Saved entries
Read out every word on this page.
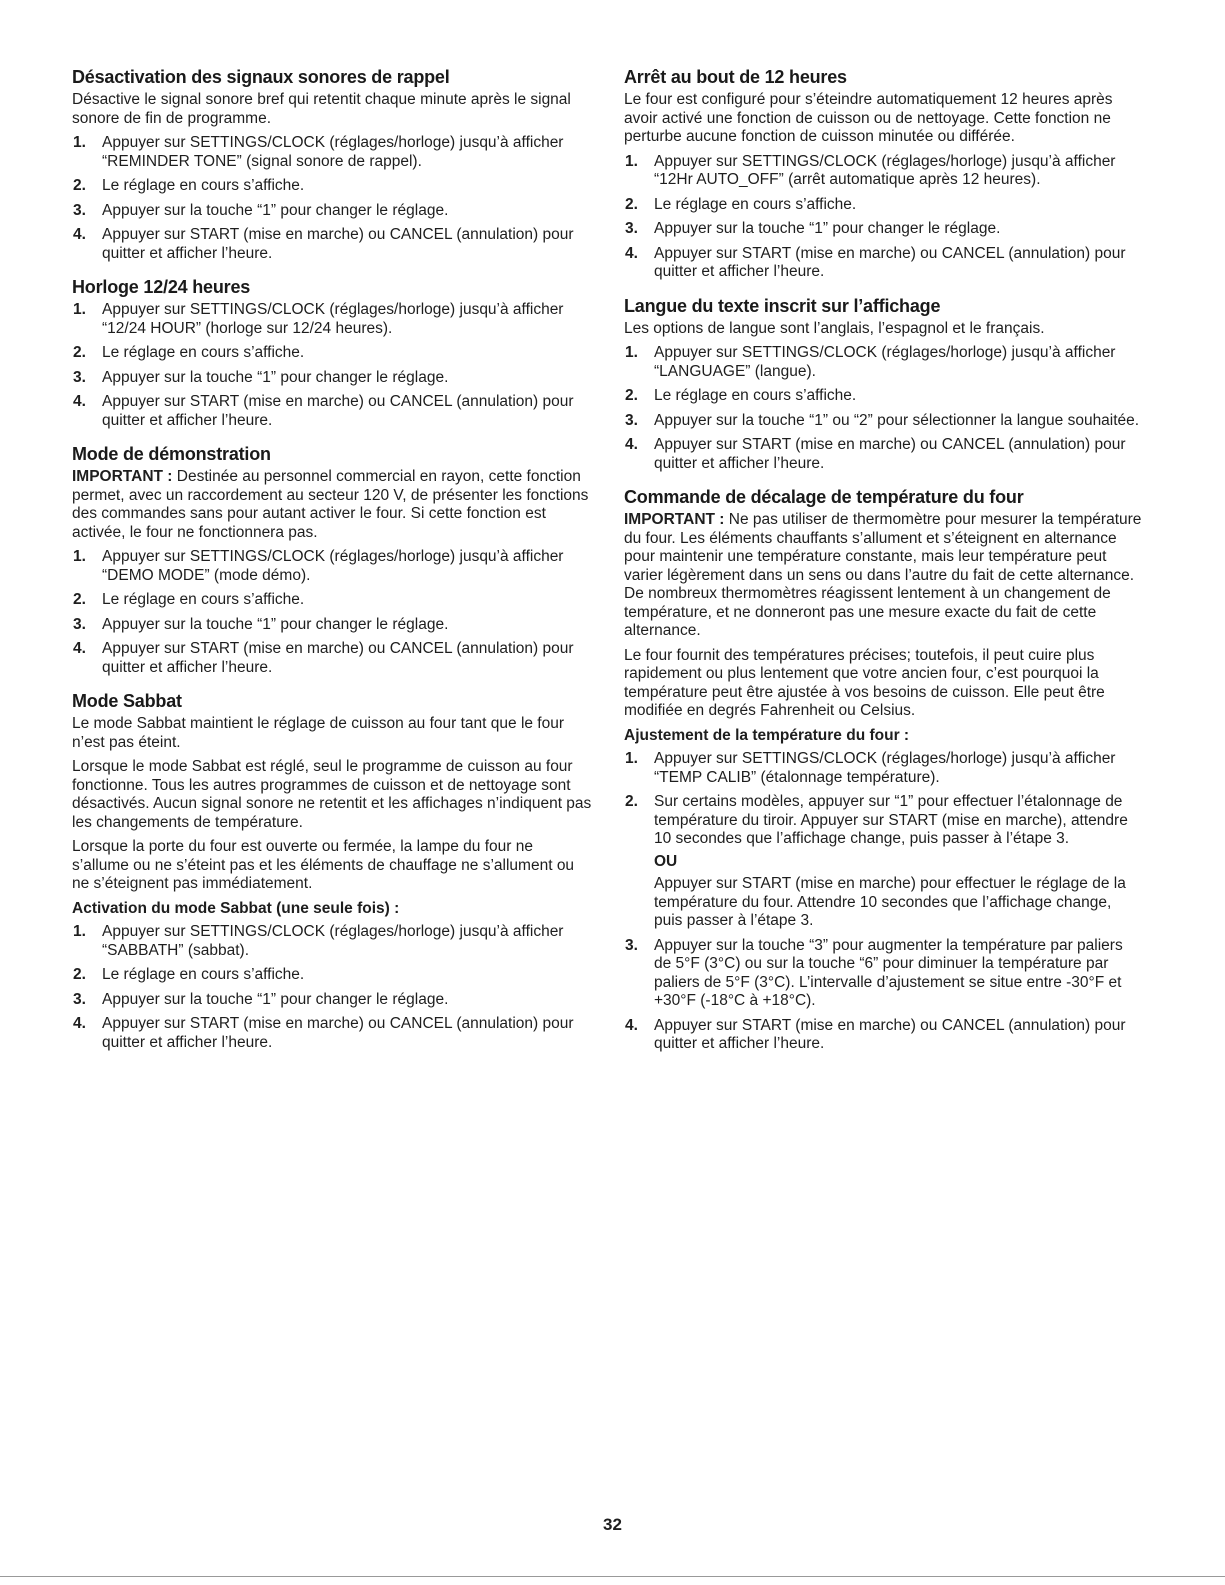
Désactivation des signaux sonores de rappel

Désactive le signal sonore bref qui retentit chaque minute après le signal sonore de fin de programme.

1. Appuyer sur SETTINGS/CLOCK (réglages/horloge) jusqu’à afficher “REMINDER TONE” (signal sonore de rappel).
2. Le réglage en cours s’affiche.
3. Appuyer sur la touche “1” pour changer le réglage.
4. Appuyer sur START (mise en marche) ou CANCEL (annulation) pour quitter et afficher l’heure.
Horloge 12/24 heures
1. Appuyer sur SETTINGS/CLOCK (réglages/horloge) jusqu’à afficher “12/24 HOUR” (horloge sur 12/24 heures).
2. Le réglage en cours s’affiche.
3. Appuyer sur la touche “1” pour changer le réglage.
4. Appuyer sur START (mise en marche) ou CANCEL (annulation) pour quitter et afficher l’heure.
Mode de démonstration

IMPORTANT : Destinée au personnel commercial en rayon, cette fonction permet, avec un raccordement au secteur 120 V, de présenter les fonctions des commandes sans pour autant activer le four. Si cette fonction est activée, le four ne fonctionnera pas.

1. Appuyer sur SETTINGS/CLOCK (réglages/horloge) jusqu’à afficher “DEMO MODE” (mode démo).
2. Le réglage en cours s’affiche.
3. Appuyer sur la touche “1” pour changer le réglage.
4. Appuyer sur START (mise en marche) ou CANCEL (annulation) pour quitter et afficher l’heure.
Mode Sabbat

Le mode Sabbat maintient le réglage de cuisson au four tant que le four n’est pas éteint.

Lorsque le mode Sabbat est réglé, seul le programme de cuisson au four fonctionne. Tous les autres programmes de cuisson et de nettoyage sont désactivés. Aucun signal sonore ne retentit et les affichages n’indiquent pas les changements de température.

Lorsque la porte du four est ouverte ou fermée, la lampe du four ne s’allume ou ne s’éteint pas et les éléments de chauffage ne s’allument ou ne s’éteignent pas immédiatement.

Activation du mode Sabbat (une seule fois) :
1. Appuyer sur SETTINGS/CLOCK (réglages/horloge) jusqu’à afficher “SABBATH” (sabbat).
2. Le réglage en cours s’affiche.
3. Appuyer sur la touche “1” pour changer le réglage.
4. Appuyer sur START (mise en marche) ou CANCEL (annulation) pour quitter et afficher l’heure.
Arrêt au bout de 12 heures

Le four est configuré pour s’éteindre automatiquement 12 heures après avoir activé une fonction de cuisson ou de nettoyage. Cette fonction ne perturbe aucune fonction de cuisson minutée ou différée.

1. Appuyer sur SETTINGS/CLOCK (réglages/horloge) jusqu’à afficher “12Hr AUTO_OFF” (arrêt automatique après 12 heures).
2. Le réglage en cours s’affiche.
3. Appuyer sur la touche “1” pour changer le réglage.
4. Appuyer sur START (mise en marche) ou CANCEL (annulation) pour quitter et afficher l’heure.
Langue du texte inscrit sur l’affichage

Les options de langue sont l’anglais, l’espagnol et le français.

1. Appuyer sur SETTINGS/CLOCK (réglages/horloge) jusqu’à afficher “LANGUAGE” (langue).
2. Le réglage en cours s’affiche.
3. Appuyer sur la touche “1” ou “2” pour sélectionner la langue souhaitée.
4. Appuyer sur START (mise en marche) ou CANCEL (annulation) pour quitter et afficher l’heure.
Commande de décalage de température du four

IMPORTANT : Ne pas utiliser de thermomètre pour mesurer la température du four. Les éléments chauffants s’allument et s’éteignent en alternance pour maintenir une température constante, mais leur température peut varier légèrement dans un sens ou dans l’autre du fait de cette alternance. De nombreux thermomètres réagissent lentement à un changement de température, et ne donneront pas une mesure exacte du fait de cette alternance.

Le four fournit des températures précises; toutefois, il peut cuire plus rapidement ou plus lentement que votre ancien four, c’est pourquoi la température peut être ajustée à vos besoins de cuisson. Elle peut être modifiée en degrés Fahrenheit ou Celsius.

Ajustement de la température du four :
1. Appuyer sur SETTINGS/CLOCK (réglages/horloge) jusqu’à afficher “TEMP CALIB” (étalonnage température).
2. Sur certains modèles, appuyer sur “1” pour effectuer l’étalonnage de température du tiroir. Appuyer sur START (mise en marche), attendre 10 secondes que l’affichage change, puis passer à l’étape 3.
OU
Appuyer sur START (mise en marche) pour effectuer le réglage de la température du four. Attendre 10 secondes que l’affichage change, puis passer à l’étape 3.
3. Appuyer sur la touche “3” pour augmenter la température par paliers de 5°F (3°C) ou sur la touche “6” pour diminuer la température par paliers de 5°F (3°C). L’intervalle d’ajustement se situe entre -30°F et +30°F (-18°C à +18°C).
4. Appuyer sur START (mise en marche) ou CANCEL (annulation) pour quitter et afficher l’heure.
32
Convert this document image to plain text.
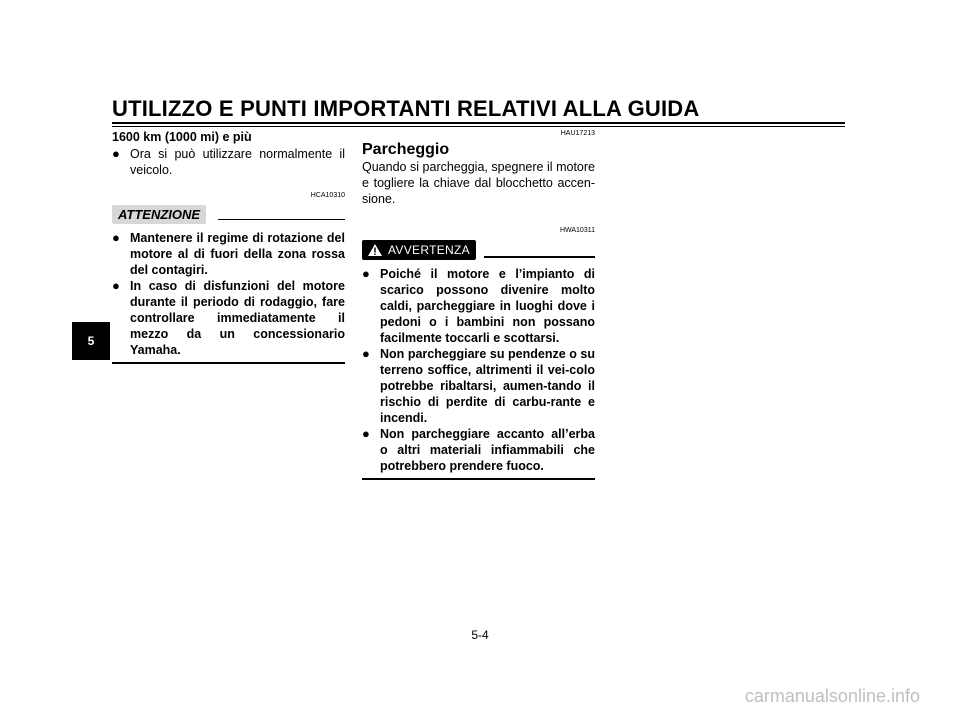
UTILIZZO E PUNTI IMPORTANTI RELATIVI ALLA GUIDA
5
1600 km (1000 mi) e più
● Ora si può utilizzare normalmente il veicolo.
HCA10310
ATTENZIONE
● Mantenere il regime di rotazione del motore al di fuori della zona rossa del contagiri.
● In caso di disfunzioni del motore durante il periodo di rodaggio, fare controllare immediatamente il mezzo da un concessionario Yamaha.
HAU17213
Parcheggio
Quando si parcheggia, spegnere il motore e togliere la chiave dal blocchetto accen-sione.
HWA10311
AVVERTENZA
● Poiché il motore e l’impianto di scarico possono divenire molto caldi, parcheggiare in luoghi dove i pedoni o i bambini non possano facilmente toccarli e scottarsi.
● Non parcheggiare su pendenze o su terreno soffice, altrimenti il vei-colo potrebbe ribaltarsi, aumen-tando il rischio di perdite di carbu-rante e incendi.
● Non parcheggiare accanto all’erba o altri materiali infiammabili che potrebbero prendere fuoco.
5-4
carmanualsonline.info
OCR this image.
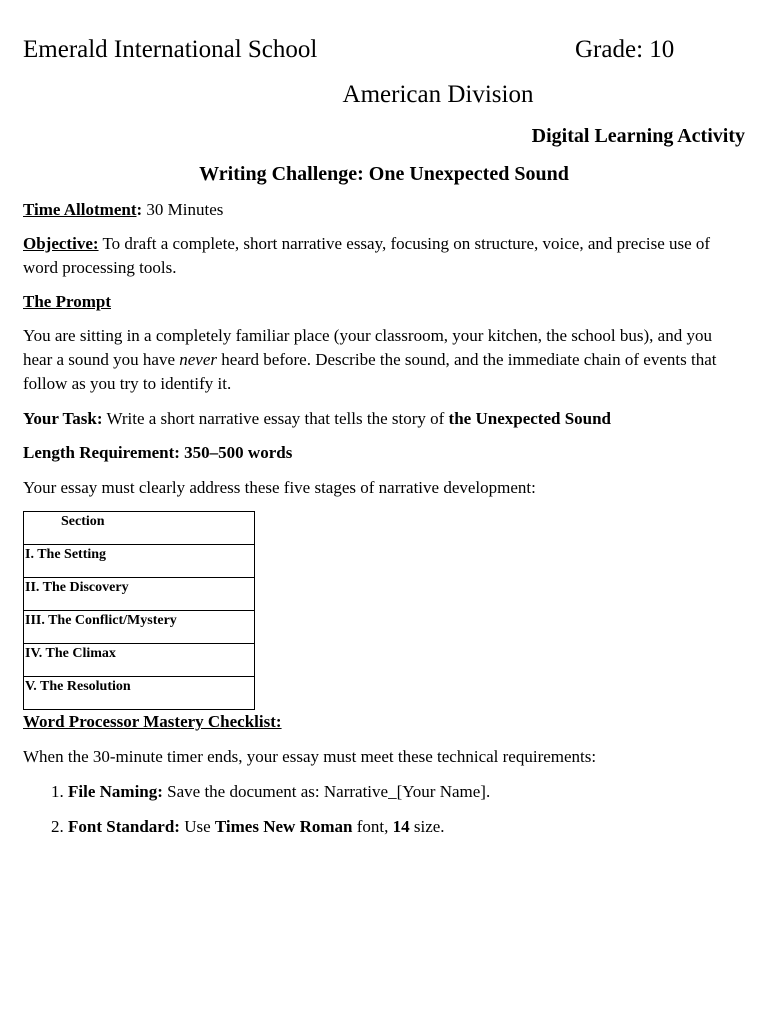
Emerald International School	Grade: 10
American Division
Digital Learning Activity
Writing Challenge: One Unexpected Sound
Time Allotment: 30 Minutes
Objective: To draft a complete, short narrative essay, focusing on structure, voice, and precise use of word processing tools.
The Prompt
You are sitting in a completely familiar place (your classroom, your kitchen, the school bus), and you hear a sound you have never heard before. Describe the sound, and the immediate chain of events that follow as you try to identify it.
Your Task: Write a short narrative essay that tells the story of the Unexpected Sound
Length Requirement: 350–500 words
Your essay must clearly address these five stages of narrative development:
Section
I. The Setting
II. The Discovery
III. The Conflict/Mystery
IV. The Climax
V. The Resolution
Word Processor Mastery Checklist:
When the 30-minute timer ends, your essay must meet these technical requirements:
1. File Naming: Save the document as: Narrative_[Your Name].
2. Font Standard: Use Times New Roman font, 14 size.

■ OBJECTIVE ■
Write out the entries again, exactly as given, skipping any images.

■ RESPONSE BELOW ■
Read out every word on this page.
Désactivation des signaux sonores de rappel

Désactive le signal sonore bref qui retentit chaque minute après le signal sonore de fin de programme.

1. Appuyer sur SETTINGS/CLOCK (réglages/horloge) jusqu’à afficher “REMINDER TONE” (signal sonore de rappel).
2. Le réglage en cours s’affiche.
3. Appuyer sur la touche “1” pour changer le réglage.
4. Appuyer sur START (mise en marche) ou CANCEL (annulation) pour quitter et afficher l’heure.
Horloge 12/24 heures
1. Appuyer sur SETTINGS/CLOCK (réglages/horloge) jusqu’à afficher “12/24 HOUR” (horloge sur 12/24 heures).
2. Le réglage en cours s’affiche.
3. Appuyer sur la touche “1” pour changer le réglage.
4. Appuyer sur START (mise en marche) ou CANCEL (annulation) pour quitter et afficher l’heure.
Mode de démonstration

IMPORTANT : Destinée au personnel commercial en rayon, cette fonction permet, avec un raccordement au secteur 120 V, de présenter les fonctions des commandes sans pour autant activer le four. Si cette fonction est activée, le four ne fonctionnera pas.

1. Appuyer sur SETTINGS/CLOCK (réglages/horloge) jusqu’à afficher “DEMO MODE” (mode démo).
2. Le réglage en cours s’affiche.
3. Appuyer sur la touche “1” pour changer le réglage.
4. Appuyer sur START (mise en marche) ou CANCEL (annulation) pour quitter et afficher l’heure.
Mode Sabbat

Le mode Sabbat maintient le réglage de cuisson au four tant que le four n’est pas éteint.

Lorsque le mode Sabbat est réglé, seul le programme de cuisson au four fonctionne. Tous les autres programmes de cuisson et de nettoyage sont désactivés. Aucun signal sonore ne retentit et les affichages n’indiquent pas les changements de température.

Lorsque la porte du four est ouverte ou fermée, la lampe du four ne s’allume ou ne s’éteint pas et les éléments de chauffage ne s’allument ou ne s’éteignent pas immédiatement.

Activation du mode Sabbat (une seule fois) :
1. Appuyer sur SETTINGS/CLOCK (réglages/horloge) jusqu’à afficher “SABBATH” (sabbat).
2. Le réglage en cours s’affiche.
3. Appuyer sur la touche “1” pour changer le réglage.
4. Appuyer sur START (mise en marche) ou CANCEL (annulation) pour quitter et afficher l’heure.
Arrêt au bout de 12 heures

Le four est configuré pour s’éteindre automatiquement 12 heures après avoir activé une fonction de cuisson ou de nettoyage. Cette fonction ne perturbe aucune fonction de cuisson minutée ou différée.

1. Appuyer sur SETTINGS/CLOCK (réglages/horloge) jusqu’à afficher “12Hr AUTO_OFF” (arrêt automatique après 12 heures).
2. Le réglage en cours s’affiche.
3. Appuyer sur la touche “1” pour changer le réglage.
4. Appuyer sur START (mise en marche) ou CANCEL (annulation) pour quitter et afficher l’heure.
Langue du texte inscrit sur l’affichage

Les options de langue sont l’anglais, l’espagnol et le français.

1. Appuyer sur SETTINGS/CLOCK (réglages/horloge) jusqu’à afficher “LANGUAGE” (langue).
2. Le réglage en cours s’affiche.
3. Appuyer sur la touche “1” ou “2” pour sélectionner la langue souhaitée.
4. Appuyer sur START (mise en marche) ou CANCEL (annulation) pour quitter et afficher l’heure.
Commande de décalage de température du four

IMPORTANT : Ne pas utiliser de thermomètre pour mesurer la température du four. Les éléments chauffants s’allument et s’éteignent en alternance pour maintenir une température constante, mais leur température peut varier légèrement dans un sens ou dans l’autre du fait de cette alternance. De nombreux thermomètres réagissent lentement à un changement de température, et ne donneront pas une mesure exacte du fait de cette alternance.

Le four fournit des températures précises; toutefois, il peut cuire plus rapidement ou plus lentement que votre ancien four, c’est pourquoi la température peut être ajustée à vos besoins de cuisson. Elle peut être modifiée en degrés Fahrenheit ou Celsius.

Ajustement de la température du four :
1. Appuyer sur SETTINGS/CLOCK (réglages/horloge) jusqu’à afficher “TEMP CALIB” (étalonnage température).
2. Sur certains modèles, appuyer sur “1” pour effectuer l’étalonnage de température du tiroir. Appuyer sur START (mise en marche), attendre 10 secondes que l’affichage change, puis passer à l’étape 3.
OU
Appuyer sur START (mise en marche) pour effectuer le réglage de la température du four. Attendre 10 secondes que l’affichage change, puis passer à l’étape 3.
3. Appuyer sur la touche “3” pour augmenter la température par paliers de 5°F (3°C) ou sur la touche “6” pour diminuer la température par paliers de 5°F (3°C). L’intervalle d’ajustement se situe entre -30°F et +30°F (-18°C à +18°C).
4. Appuyer sur START (mise en marche) ou CANCEL (annulation) pour quitter et afficher l’heure.
32
Convert this document image to plain text.
UTILIZZO E PUNTI IMPORTANTI RELATIVI ALLA GUIDA
5
1600 km (1000 mi) e più
● Ora si può utilizzare normalmente il veicolo.
HCA10310
ATTENZIONE
● Mantenere il regime di rotazione del motore al di fuori della zona rossa del contagiri.
● In caso di disfunzioni del motore durante il periodo di rodaggio, fare controllare immediatamente il mezzo da un concessionario Yamaha.
HAU17213
Parcheggio
Quando si parcheggia, spegnere il motore e togliere la chiave dal blocchetto accen-sione.
HWA10311
AVVERTENZA
● Poiché il motore e l’impianto di scarico possono divenire molto caldi, parcheggiare in luoghi dove i pedoni o i bambini non possano facilmente toccarli e scottarsi.
● Non parcheggiare su pendenze o su terreno soffice, altrimenti il vei-colo potrebbe ribaltarsi, aumen-tando il rischio di perdite di carbu-rante e incendi.
● Non parcheggiare accanto all’erba o altri materiali infiammabili che potrebbero prendere fuoco.
5-4
carmanualsonline.info
OCR this image.
Emerald International School	Grade: 10
American Division
Digital Learning Activity
Writing Challenge: One Unexpected Sound
Time Allotment: 30 Minutes
Objective: To draft a complete, short narrative essay, focusing on structure, voice, and precise use of word processing tools.
The Prompt
You are sitting in a completely familiar place (your classroom, your kitchen, the school bus), and you hear a sound you have never heard before. Describe the sound, and the immediate chain of events that follow as you try to identify it.
Your Task: Write a short narrative essay that tells the story of the Unexpected Sound
Length Requirement: 350–500 words
Your essay must clearly address these five stages of narrative development:
Section
I. The Setting
II. The Discovery
III. The Conflict/Mystery
IV. The Climax
V. The Resolution
Word Processor Mastery Checklist:
When the 30-minute timer ends, your essay must meet these technical requirements:
1. File Naming: Save the document as: Narrative_[Your Name].
2. Font Standard: Use Times New Roman font, 14 size.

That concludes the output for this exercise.